Data excerpts:
================================
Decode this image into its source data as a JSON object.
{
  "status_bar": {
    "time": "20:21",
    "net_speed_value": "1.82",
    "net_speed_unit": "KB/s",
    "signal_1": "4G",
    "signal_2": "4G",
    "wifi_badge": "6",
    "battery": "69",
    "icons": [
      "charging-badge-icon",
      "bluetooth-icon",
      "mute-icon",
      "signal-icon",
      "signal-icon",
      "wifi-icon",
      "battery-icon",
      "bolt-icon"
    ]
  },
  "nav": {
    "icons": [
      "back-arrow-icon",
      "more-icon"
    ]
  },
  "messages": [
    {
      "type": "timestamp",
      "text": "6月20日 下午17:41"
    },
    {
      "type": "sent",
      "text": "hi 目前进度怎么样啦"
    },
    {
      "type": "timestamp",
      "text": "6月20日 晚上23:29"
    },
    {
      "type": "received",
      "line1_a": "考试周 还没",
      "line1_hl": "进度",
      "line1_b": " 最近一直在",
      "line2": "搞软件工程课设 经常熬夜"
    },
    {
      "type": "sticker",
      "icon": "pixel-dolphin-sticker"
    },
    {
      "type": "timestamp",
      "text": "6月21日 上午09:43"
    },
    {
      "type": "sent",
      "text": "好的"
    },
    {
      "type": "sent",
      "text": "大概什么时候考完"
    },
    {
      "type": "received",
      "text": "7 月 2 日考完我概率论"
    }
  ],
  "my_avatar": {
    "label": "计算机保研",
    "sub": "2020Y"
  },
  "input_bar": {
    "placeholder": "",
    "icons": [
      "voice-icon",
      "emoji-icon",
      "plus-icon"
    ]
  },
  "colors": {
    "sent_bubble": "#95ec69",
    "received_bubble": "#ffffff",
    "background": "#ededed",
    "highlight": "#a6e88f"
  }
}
================================
▶ YOUR GOAL
Search the records above for the string "sticker". Copy every line that contains it.

▶ WORKED ANSWER
      "type": "sticker",
      "icon": "pixel-dolphin-sticker"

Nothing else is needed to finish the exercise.